> Aim: The data below should be printed in full, exactly, and without any of its images.
##### Material supplied
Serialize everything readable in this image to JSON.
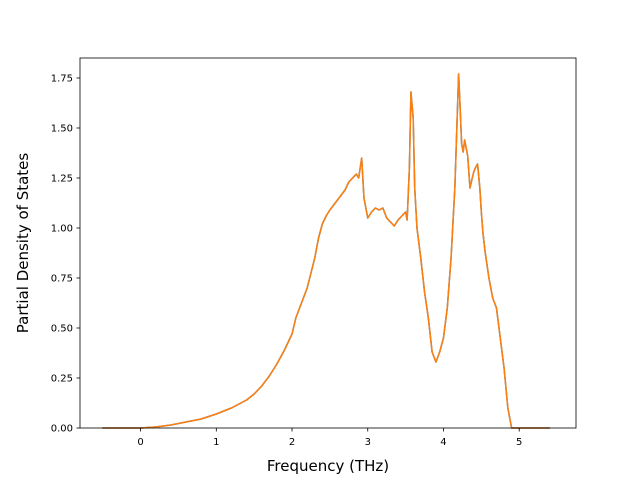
{
  "chart_data": {
    "type": "line",
    "title": "",
    "xlabel": "Frequency (THz)",
    "ylabel": "Partial Density of States",
    "xlim": [
      -0.8,
      5.75
    ],
    "ylim": [
      0,
      1.85
    ],
    "xticks": [
      0,
      1,
      2,
      3,
      4,
      5
    ],
    "xtick_labels": [
      "0",
      "1",
      "2",
      "3",
      "4",
      "5"
    ],
    "yticks": [
      0,
      0.25,
      0.5,
      0.75,
      1.0,
      1.25,
      1.5,
      1.75
    ],
    "ytick_labels": [
      "0.00",
      "0.25",
      "0.50",
      "0.75",
      "1.00",
      "1.25",
      "1.50",
      "1.75"
    ],
    "grid": false,
    "colors": [
      "#1f77b4",
      "#ff7f0e"
    ],
    "series": [
      {
        "color": "#1f77b4",
        "x": [
          -0.5,
          0.0,
          0.2,
          0.4,
          0.6,
          0.8,
          1.0,
          1.2,
          1.4,
          1.5,
          1.6,
          1.7,
          1.8,
          1.9,
          2.0,
          2.05,
          2.1,
          2.2,
          2.3,
          2.35,
          2.4,
          2.45,
          2.5,
          2.6,
          2.7,
          2.75,
          2.8,
          2.85,
          2.88,
          2.9,
          2.92,
          2.95,
          3.0,
          3.05,
          3.1,
          3.15,
          3.2,
          3.25,
          3.3,
          3.35,
          3.4,
          3.45,
          3.5,
          3.52,
          3.55,
          3.57,
          3.6,
          3.62,
          3.65,
          3.7,
          3.75,
          3.8,
          3.85,
          3.9,
          3.95,
          4.0,
          4.05,
          4.1,
          4.15,
          4.2,
          4.22,
          4.24,
          4.26,
          4.28,
          4.3,
          4.32,
          4.35,
          4.38,
          4.4,
          4.42,
          4.45,
          4.48,
          4.5,
          4.52,
          4.55,
          4.6,
          4.65,
          4.7,
          4.75,
          4.8,
          4.85,
          4.9,
          4.93,
          4.95,
          5.0,
          5.2,
          5.4
        ],
        "y": [
          0.0,
          0.0,
          0.005,
          0.015,
          0.03,
          0.045,
          0.07,
          0.1,
          0.14,
          0.17,
          0.21,
          0.26,
          0.32,
          0.39,
          0.47,
          0.55,
          0.6,
          0.7,
          0.85,
          0.95,
          1.02,
          1.06,
          1.09,
          1.14,
          1.19,
          1.23,
          1.25,
          1.27,
          1.25,
          1.3,
          1.35,
          1.15,
          1.05,
          1.08,
          1.1,
          1.09,
          1.1,
          1.05,
          1.03,
          1.01,
          1.04,
          1.06,
          1.08,
          1.04,
          1.3,
          1.68,
          1.55,
          1.2,
          1.0,
          0.85,
          0.68,
          0.55,
          0.38,
          0.33,
          0.38,
          0.45,
          0.6,
          0.85,
          1.2,
          1.77,
          1.6,
          1.42,
          1.38,
          1.44,
          1.4,
          1.36,
          1.2,
          1.25,
          1.28,
          1.3,
          1.32,
          1.2,
          1.08,
          0.98,
          0.88,
          0.75,
          0.65,
          0.6,
          0.45,
          0.3,
          0.1,
          0.0,
          0.0,
          0.0,
          0.0,
          0.0,
          0.0
        ]
      },
      {
        "color": "#ff7f0e",
        "x": [
          -0.5,
          0.0,
          0.2,
          0.4,
          0.6,
          0.8,
          1.0,
          1.2,
          1.4,
          1.5,
          1.6,
          1.7,
          1.8,
          1.9,
          2.0,
          2.05,
          2.1,
          2.2,
          2.3,
          2.35,
          2.4,
          2.45,
          2.5,
          2.6,
          2.7,
          2.75,
          2.8,
          2.85,
          2.88,
          2.9,
          2.92,
          2.95,
          3.0,
          3.05,
          3.1,
          3.15,
          3.2,
          3.25,
          3.3,
          3.35,
          3.4,
          3.45,
          3.5,
          3.52,
          3.55,
          3.57,
          3.6,
          3.62,
          3.65,
          3.7,
          3.75,
          3.8,
          3.85,
          3.9,
          3.95,
          4.0,
          4.05,
          4.1,
          4.15,
          4.2,
          4.22,
          4.24,
          4.26,
          4.28,
          4.3,
          4.32,
          4.35,
          4.38,
          4.4,
          4.42,
          4.45,
          4.48,
          4.5,
          4.52,
          4.55,
          4.6,
          4.65,
          4.7,
          4.75,
          4.8,
          4.85,
          4.9,
          4.93,
          4.95,
          5.0,
          5.2,
          5.4
        ],
        "y": [
          0.0,
          0.0,
          0.005,
          0.015,
          0.03,
          0.045,
          0.07,
          0.1,
          0.14,
          0.17,
          0.21,
          0.26,
          0.32,
          0.39,
          0.47,
          0.55,
          0.6,
          0.7,
          0.85,
          0.95,
          1.02,
          1.06,
          1.09,
          1.14,
          1.19,
          1.23,
          1.25,
          1.27,
          1.25,
          1.3,
          1.35,
          1.15,
          1.05,
          1.08,
          1.1,
          1.09,
          1.1,
          1.05,
          1.03,
          1.01,
          1.04,
          1.06,
          1.08,
          1.04,
          1.3,
          1.68,
          1.55,
          1.2,
          1.0,
          0.85,
          0.68,
          0.55,
          0.38,
          0.33,
          0.38,
          0.45,
          0.6,
          0.85,
          1.2,
          1.77,
          1.6,
          1.42,
          1.38,
          1.44,
          1.4,
          1.36,
          1.2,
          1.25,
          1.28,
          1.3,
          1.32,
          1.2,
          1.08,
          0.98,
          0.88,
          0.75,
          0.65,
          0.6,
          0.45,
          0.3,
          0.1,
          0.0,
          0.0,
          0.0,
          0.0,
          0.0,
          0.0
        ]
      }
    ]
  }
}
##########
> The result:
Serialize everything readable in this image to JSON.
{
  "chart_data": {
    "type": "line",
    "title": "",
    "xlabel": "Frequency (THz)",
    "ylabel": "Partial Density of States",
    "xlim": [
      -0.8,
      5.75
    ],
    "ylim": [
      0,
      1.85
    ],
    "xticks": [
      0,
      1,
      2,
      3,
      4,
      5
    ],
    "xtick_labels": [
      "0",
      "1",
      "2",
      "3",
      "4",
      "5"
    ],
    "yticks": [
      0,
      0.25,
      0.5,
      0.75,
      1.0,
      1.25,
      1.5,
      1.75
    ],
    "ytick_labels": [
      "0.00",
      "0.25",
      "0.50",
      "0.75",
      "1.00",
      "1.25",
      "1.50",
      "1.75"
    ],
    "grid": false,
    "colors": [
      "#1f77b4",
      "#ff7f0e"
    ],
    "series": [
      {
        "color": "#1f77b4",
        "x": [
          -0.5,
          0.0,
          0.2,
          0.4,
          0.6,
          0.8,
          1.0,
          1.2,
          1.4,
          1.5,
          1.6,
          1.7,
          1.8,
          1.9,
          2.0,
          2.05,
          2.1,
          2.2,
          2.3,
          2.35,
          2.4,
          2.45,
          2.5,
          2.6,
          2.7,
          2.75,
          2.8,
          2.85,
          2.88,
          2.9,
          2.92,
          2.95,
          3.0,
          3.05,
          3.1,
          3.15,
          3.2,
          3.25,
          3.3,
          3.35,
          3.4,
          3.45,
          3.5,
          3.52,
          3.55,
          3.57,
          3.6,
          3.62,
          3.65,
          3.7,
          3.75,
          3.8,
          3.85,
          3.9,
          3.95,
          4.0,
          4.05,
          4.1,
          4.15,
          4.2,
          4.22,
          4.24,
          4.26,
          4.28,
          4.3,
          4.32,
          4.35,
          4.38,
          4.4,
          4.42,
          4.45,
          4.48,
          4.5,
          4.52,
          4.55,
          4.6,
          4.65,
          4.7,
          4.75,
          4.8,
          4.85,
          4.9,
          4.93,
          4.95,
          5.0,
          5.2,
          5.4
        ],
        "y": [
          0.0,
          0.0,
          0.005,
          0.015,
          0.03,
          0.045,
          0.07,
          0.1,
          0.14,
          0.17,
          0.21,
          0.26,
          0.32,
          0.39,
          0.47,
          0.55,
          0.6,
          0.7,
          0.85,
          0.95,
          1.02,
          1.06,
          1.09,
          1.14,
          1.19,
          1.23,
          1.25,
          1.27,
          1.25,
          1.3,
          1.35,
          1.15,
          1.05,
          1.08,
          1.1,
          1.09,
          1.1,
          1.05,
          1.03,
          1.01,
          1.04,
          1.06,
          1.08,
          1.04,
          1.3,
          1.68,
          1.55,
          1.2,
          1.0,
          0.85,
          0.68,
          0.55,
          0.38,
          0.33,
          0.38,
          0.45,
          0.6,
          0.85,
          1.2,
          1.77,
          1.6,
          1.42,
          1.38,
          1.44,
          1.4,
          1.36,
          1.2,
          1.25,
          1.28,
          1.3,
          1.32,
          1.2,
          1.08,
          0.98,
          0.88,
          0.75,
          0.65,
          0.6,
          0.45,
          0.3,
          0.1,
          0.0,
          0.0,
          0.0,
          0.0,
          0.0,
          0.0
        ]
      },
      {
        "color": "#ff7f0e",
        "x": [
          -0.5,
          0.0,
          0.2,
          0.4,
          0.6,
          0.8,
          1.0,
          1.2,
          1.4,
          1.5,
          1.6,
          1.7,
          1.8,
          1.9,
          2.0,
          2.05,
          2.1,
          2.2,
          2.3,
          2.35,
          2.4,
          2.45,
          2.5,
          2.6,
          2.7,
          2.75,
          2.8,
          2.85,
          2.88,
          2.9,
          2.92,
          2.95,
          3.0,
          3.05,
          3.1,
          3.15,
          3.2,
          3.25,
          3.3,
          3.35,
          3.4,
          3.45,
          3.5,
          3.52,
          3.55,
          3.57,
          3.6,
          3.62,
          3.65,
          3.7,
          3.75,
          3.8,
          3.85,
          3.9,
          3.95,
          4.0,
          4.05,
          4.1,
          4.15,
          4.2,
          4.22,
          4.24,
          4.26,
          4.28,
          4.3,
          4.32,
          4.35,
          4.38,
          4.4,
          4.42,
          4.45,
          4.48,
          4.5,
          4.52,
          4.55,
          4.6,
          4.65,
          4.7,
          4.75,
          4.8,
          4.85,
          4.9,
          4.93,
          4.95,
          5.0,
          5.2,
          5.4
        ],
        "y": [
          0.0,
          0.0,
          0.005,
          0.015,
          0.03,
          0.045,
          0.07,
          0.1,
          0.14,
          0.17,
          0.21,
          0.26,
          0.32,
          0.39,
          0.47,
          0.55,
          0.6,
          0.7,
          0.85,
          0.95,
          1.02,
          1.06,
          1.09,
          1.14,
          1.19,
          1.23,
          1.25,
          1.27,
          1.25,
          1.3,
          1.35,
          1.15,
          1.05,
          1.08,
          1.1,
          1.09,
          1.1,
          1.05,
          1.03,
          1.01,
          1.04,
          1.06,
          1.08,
          1.04,
          1.3,
          1.68,
          1.55,
          1.2,
          1.0,
          0.85,
          0.68,
          0.55,
          0.38,
          0.33,
          0.38,
          0.45,
          0.6,
          0.85,
          1.2,
          1.77,
          1.6,
          1.42,
          1.38,
          1.44,
          1.4,
          1.36,
          1.2,
          1.25,
          1.28,
          1.3,
          1.32,
          1.2,
          1.08,
          0.98,
          0.88,
          0.75,
          0.65,
          0.6,
          0.45,
          0.3,
          0.1,
          0.0,
          0.0,
          0.0,
          0.0,
          0.0,
          0.0
        ]
      }
    ]
  }
}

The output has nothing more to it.